Repeat the material verbatim. Images are excluded from the copy.
--- BEGIN Exercise data ---
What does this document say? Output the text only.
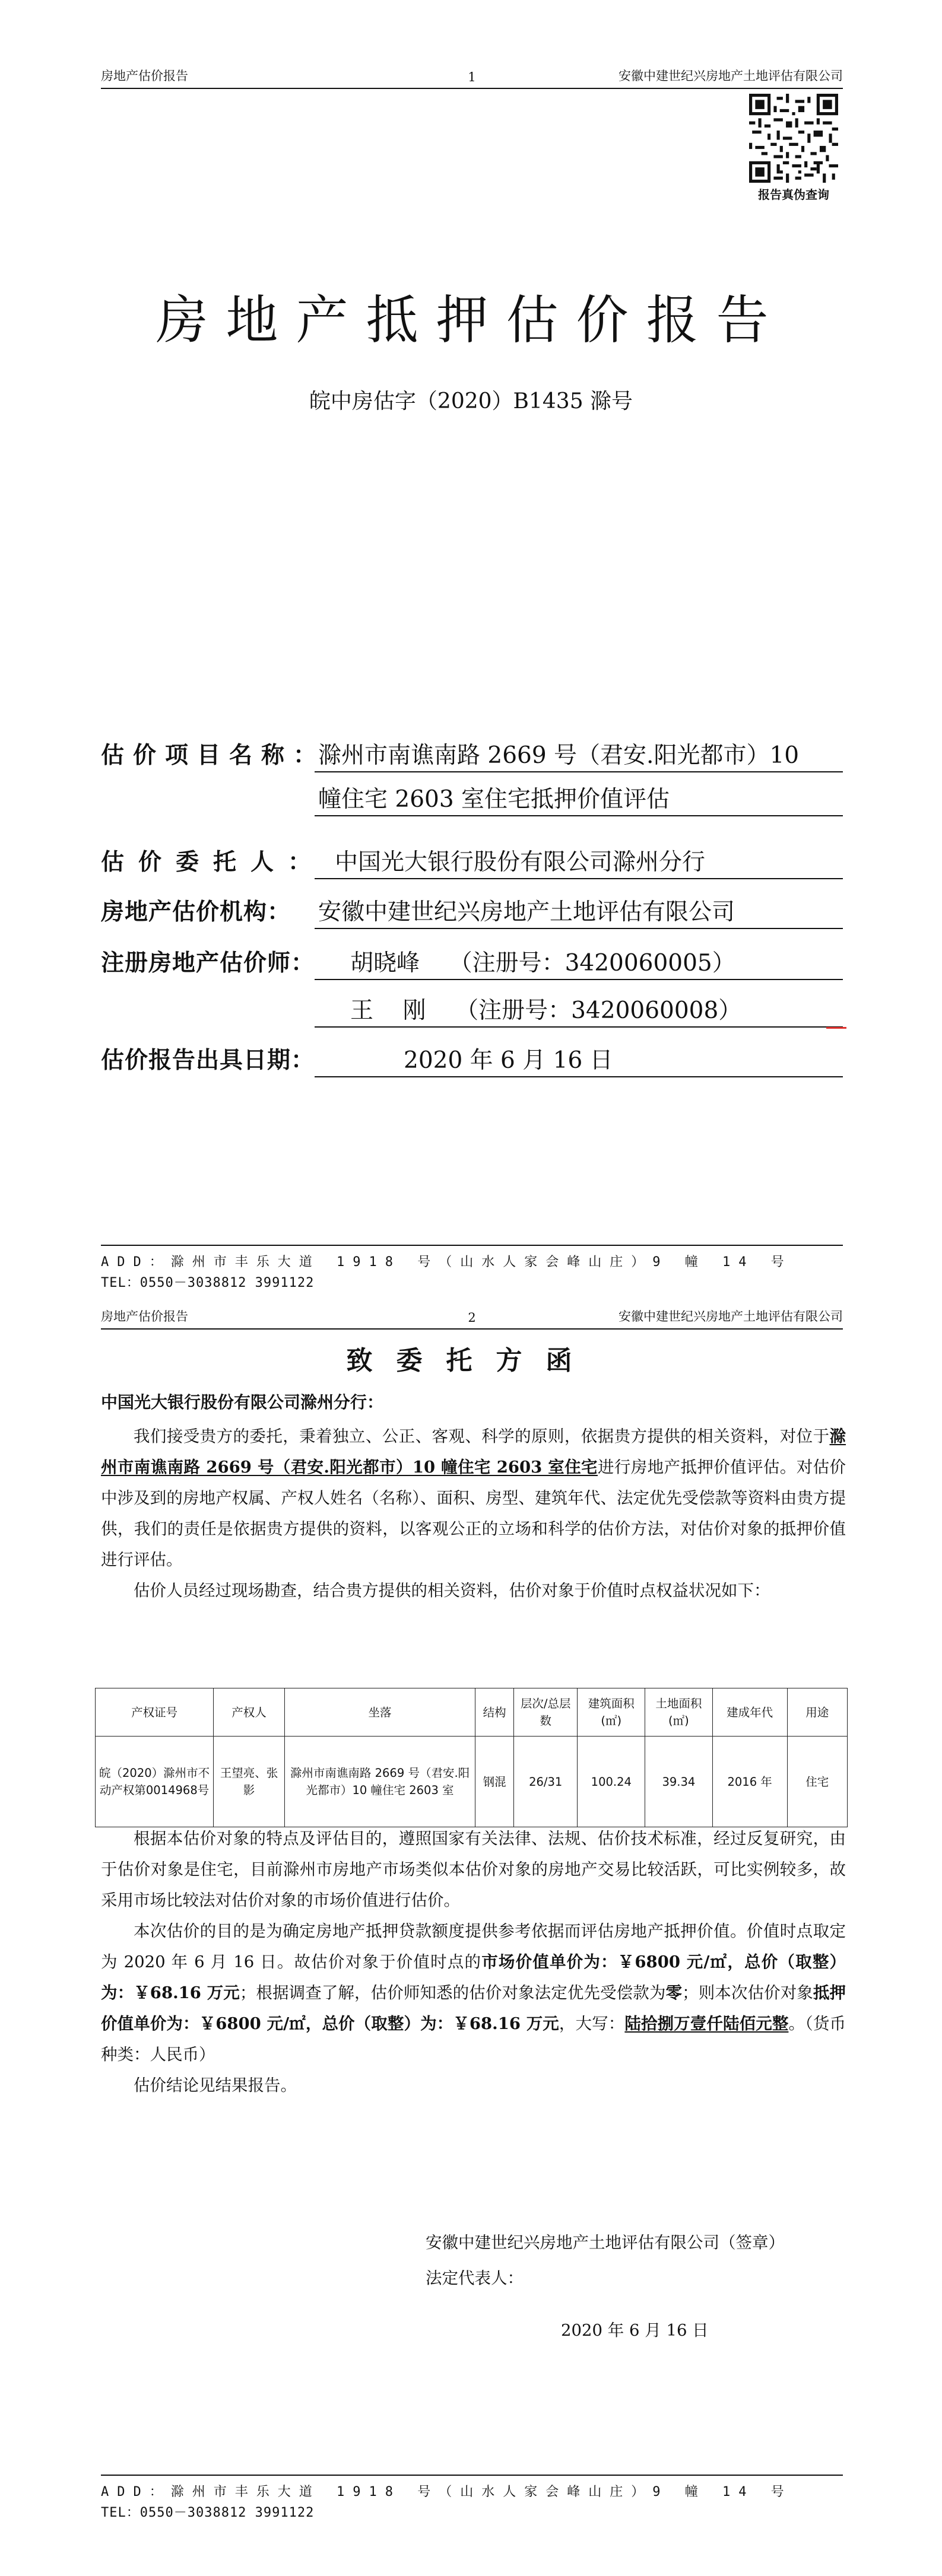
房地产估价报告	1	安徽中建世纪兴房地产土地评估有限公司
报告真伪查询
房地产抵押估价报告
皖中房估字（2020）B1435 滁号
估价项目名称：
滁州市南谯南路 2669 号（君安.阳光都市）10
幢住宅 2603 室住宅抵押价值评估
估价委托人： 中国光大银行股份有限公司滁州分行
房地产估价机构：	安徽中建世纪兴房地产土地评估有限公司
注册房地产估价师：	胡晓峰    （注册号：3420060005）
王    刚    （注册号：3420060008）
估价报告出具日期：	2020 年 6 月 16 日
ADD：滁州市丰乐大道 1918 号（山水人家会峰山庄）9 幢 14 号
TEL：0550－3038812 3991122
房地产估价报告	2	安徽中建世纪兴房地产土地评估有限公司
致委托方函
中国光大银行股份有限公司滁州分行：

我们接受贵方的委托，秉着独立、公正、客观、科学的原则，依据贵方提供的相关资料，对位于滁州市南谯南路 2669 号（君安.阳光都市）10 幢住宅 2603 室住宅进行房地产抵押价值评估。对估价中涉及到的房地产权属、产权人姓名（名称）、面积、房型、建筑年代、法定优先受偿款等资料由贵方提供，我们的责任是依据贵方提供的资料，以客观公正的立场和科学的估价方法，对估价对象的抵押价值进行评估。

估价人员经过现场勘查，结合贵方提供的相关资料，估价对象于价值时点权益状况如下：

产权证号	产权人	坐落	结构	层次/总层数	建筑面积(㎡)	土地面积(㎡)	建成年代	用途
皖（2020）滁州市不动产权第0014968号	王望亮、张影	滁州市南谯南路 2669 号（君安.阳光都市）10 幢住宅 2603 室	钢混	26/31	100.24	39.34	2016 年	住宅

根据本估价对象的特点及评估目的，遵照国家有关法律、法规、估价技术标准，经过反复研究，由于估价对象是住宅，目前滁州市房地产市场类似本估价对象的房地产交易比较活跃，可比实例较多，故采用市场比较法对估价对象的市场价值进行估价。

本次估价的目的是为确定房地产抵押贷款额度提供参考依据而评估房地产抵押价值。价值时点取定为 2020 年 6 月 16 日。故估价对象于价值时点的市场价值单价为：￥6800 元/㎡，总价（取整）为：￥68.16 万元；根据调查了解，估价师知悉的估价对象法定优先受偿款为零；则本次估价对象抵押价值单价为：￥6800 元/㎡，总价（取整）为：￥68.16 万元，大写：陆拾捌万壹仟陆佰元整。（货币种类：人民币）

估价结论见结果报告。

安徽中建世纪兴房地产土地评估有限公司（签章）
法定代表人：
2020 年 6 月 16 日
ADD：滁州市丰乐大道 1918 号（山水人家会峰山庄）9 幢 14 号
TEL：0550－3038812 3991122
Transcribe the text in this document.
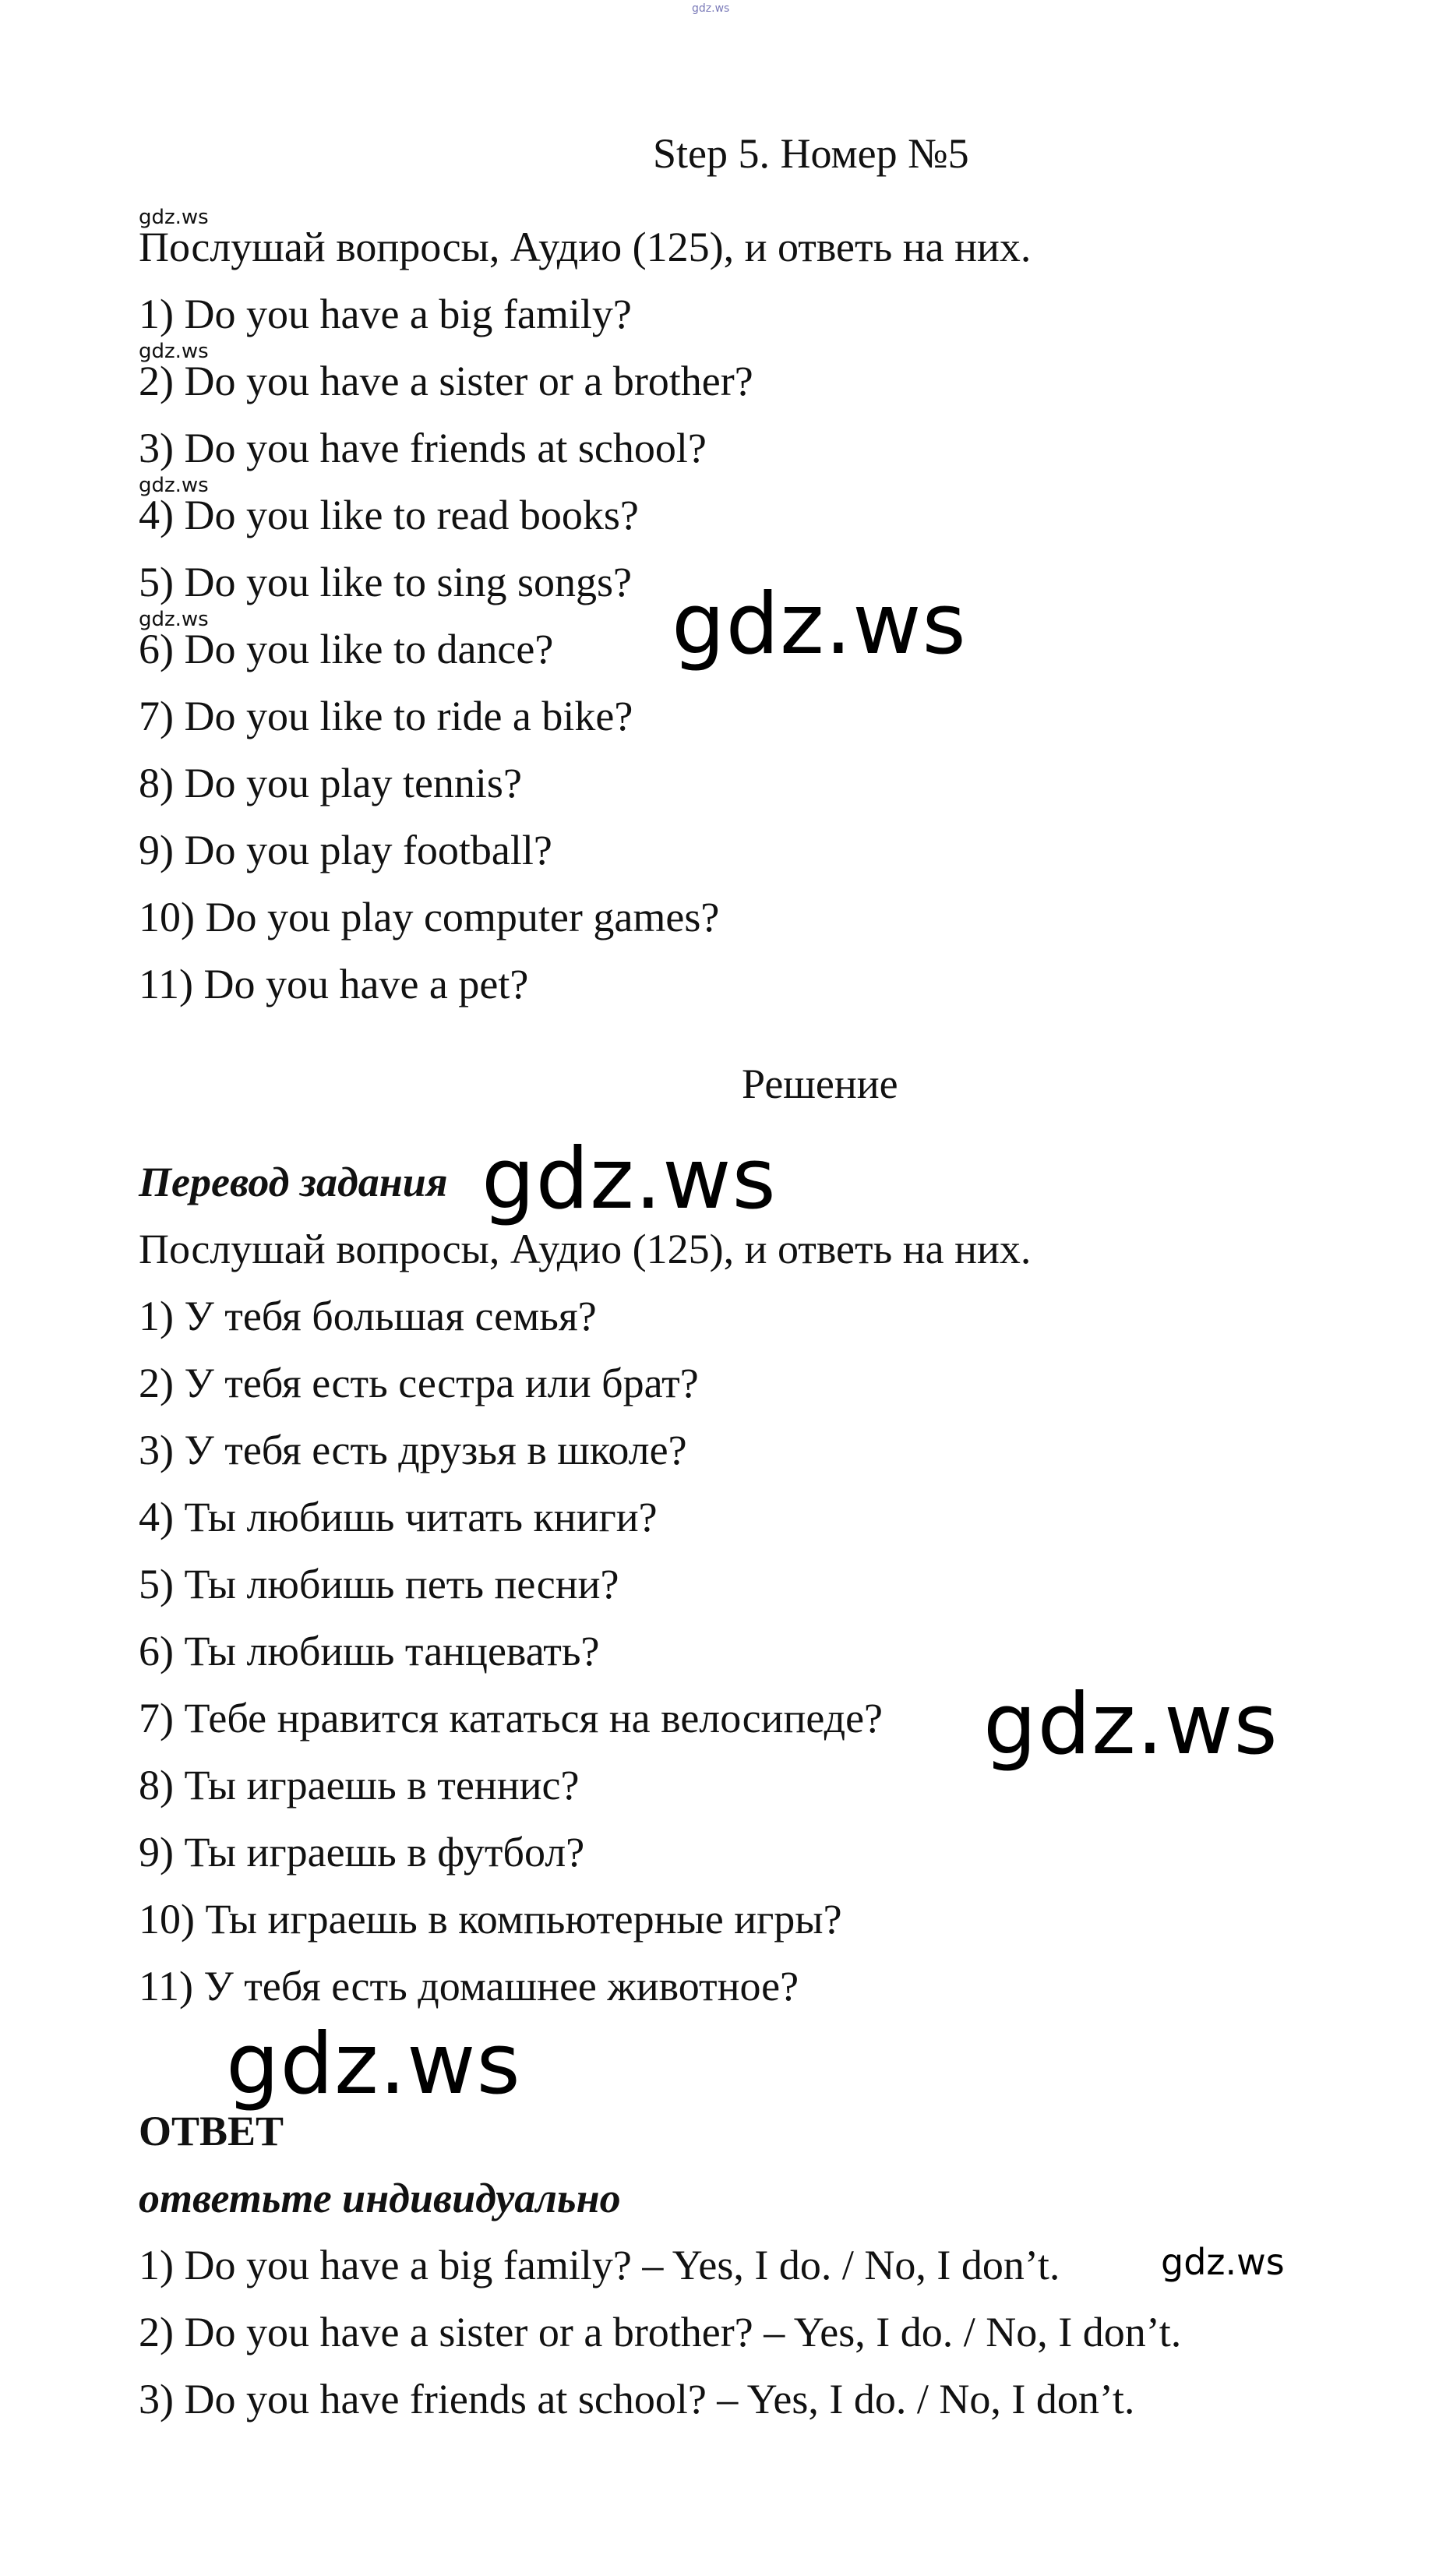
gdz.ws
Step 5. Номер №5
gdz.ws
Послушай вопросы, Аудио (125), и ответь на них.
1) Do you have a big family?
gdz.ws
2) Do you have a sister or a brother?
3) Do you have friends at school?
gdz.ws
4) Do you like to read books?
5) Do you like to sing songs?
gdz.ws
6) Do you like to dance?
7) Do you like to ride a bike?
8) Do you play tennis?
9) Do you play football?
10) Do you play computer games?
11) Do you have a pet?
gdz.ws
Решение
Перевод задания gdz.ws
Послушай вопросы, Аудио (125), и ответь на них.
1) У тебя большая семья?
2) У тебя есть сестра или брат?
3) У тебя есть друзья в школе?
4) Ты любишь читать книги?
5) Ты любишь петь песни?
6) Ты любишь танцевать?
7) Тебе нравится кататься на велосипеде?
8) Ты играешь в теннис?
9) Ты играешь в футбол?
10) Ты играешь в компьютерные игры?
11) У тебя есть домашнее животное?
gdz.ws
gdz.ws
ОТВЕТ
ответьте индивидуально
1) Do you have a big family? – Yes, I do. / No, I don’t.	gdz.ws
2) Do you have a sister or a brother? – Yes, I do. / No, I don’t.
3) Do you have friends at school? – Yes, I do. / No, I don’t.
--- END Exercise data ---
## Worked solution
What does this document say? Output the text only.
房地产估价报告	1	安徽中建世纪兴房地产土地评估有限公司
报告真伪查询
房地产抵押估价报告
皖中房估字（2020）B1435 滁号
估价项目名称：
滁州市南谯南路 2669 号（君安.阳光都市）10
幢住宅 2603 室住宅抵押价值评估
估价委托人： 中国光大银行股份有限公司滁州分行
房地产估价机构：	安徽中建世纪兴房地产土地评估有限公司
注册房地产估价师：	胡晓峰    （注册号：3420060005）
王    刚    （注册号：3420060008）
估价报告出具日期：	2020 年 6 月 16 日
ADD：滁州市丰乐大道 1918 号（山水人家会峰山庄）9 幢 14 号
TEL：0550－3038812 3991122
房地产估价报告	2	安徽中建世纪兴房地产土地评估有限公司
致委托方函
中国光大银行股份有限公司滁州分行：

我们接受贵方的委托，秉着独立、公正、客观、科学的原则，依据贵方提供的相关资料，对位于滁州市南谯南路 2669 号（君安.阳光都市）10 幢住宅 2603 室住宅进行房地产抵押价值评估。对估价中涉及到的房地产权属、产权人姓名（名称）、面积、房型、建筑年代、法定优先受偿款等资料由贵方提供，我们的责任是依据贵方提供的资料，以客观公正的立场和科学的估价方法，对估价对象的抵押价值进行评估。

估价人员经过现场勘查，结合贵方提供的相关资料，估价对象于价值时点权益状况如下：

产权证号	产权人	坐落	结构	层次/总层数	建筑面积(㎡)	土地面积(㎡)	建成年代	用途
皖（2020）滁州市不动产权第0014968号	王望亮、张影	滁州市南谯南路 2669 号（君安.阳光都市）10 幢住宅 2603 室	钢混	26/31	100.24	39.34	2016 年	住宅

根据本估价对象的特点及评估目的，遵照国家有关法律、法规、估价技术标准，经过反复研究，由于估价对象是住宅，目前滁州市房地产市场类似本估价对象的房地产交易比较活跃，可比实例较多，故采用市场比较法对估价对象的市场价值进行估价。

本次估价的目的是为确定房地产抵押贷款额度提供参考依据而评估房地产抵押价值。价值时点取定为 2020 年 6 月 16 日。故估价对象于价值时点的市场价值单价为：￥6800 元/㎡，总价（取整）为：￥68.16 万元；根据调查了解，估价师知悉的估价对象法定优先受偿款为零；则本次估价对象抵押价值单价为：￥6800 元/㎡，总价（取整）为：￥68.16 万元，大写：陆拾捌万壹仟陆佰元整。（货币种类：人民币）

估价结论见结果报告。

安徽中建世纪兴房地产土地评估有限公司（签章）
法定代表人：
2020 年 6 月 16 日
ADD：滁州市丰乐大道 1918 号（山水人家会峰山庄）9 幢 14 号
TEL：0550－3038812 3991122
Transcribe the text in this document.
gdz.ws
Step 5. Номер №5
gdz.ws
Послушай вопросы, Аудио (125), и ответь на них.
1) Do you have a big family?
gdz.ws
2) Do you have a sister or a brother?
3) Do you have friends at school?
gdz.ws
4) Do you like to read books?
5) Do you like to sing songs?
gdz.ws
6) Do you like to dance?
7) Do you like to ride a bike?
8) Do you play tennis?
9) Do you play football?
10) Do you play computer games?
11) Do you have a pet?
gdz.ws
Решение
Перевод задания gdz.ws
Послушай вопросы, Аудио (125), и ответь на них.
1) У тебя большая семья?
2) У тебя есть сестра или брат?
3) У тебя есть друзья в школе?
4) Ты любишь читать книги?
5) Ты любишь петь песни?
6) Ты любишь танцевать?
7) Тебе нравится кататься на велосипеде?
8) Ты играешь в теннис?
9) Ты играешь в футбол?
10) Ты играешь в компьютерные игры?
11) У тебя есть домашнее животное?
gdz.ws
gdz.ws
ОТВЕТ
ответьте индивидуально
1) Do you have a big family? – Yes, I do. / No, I don’t.	gdz.ws
2) Do you have a sister or a brother? – Yes, I do. / No, I don’t.
3) Do you have friends at school? – Yes, I do. / No, I don’t.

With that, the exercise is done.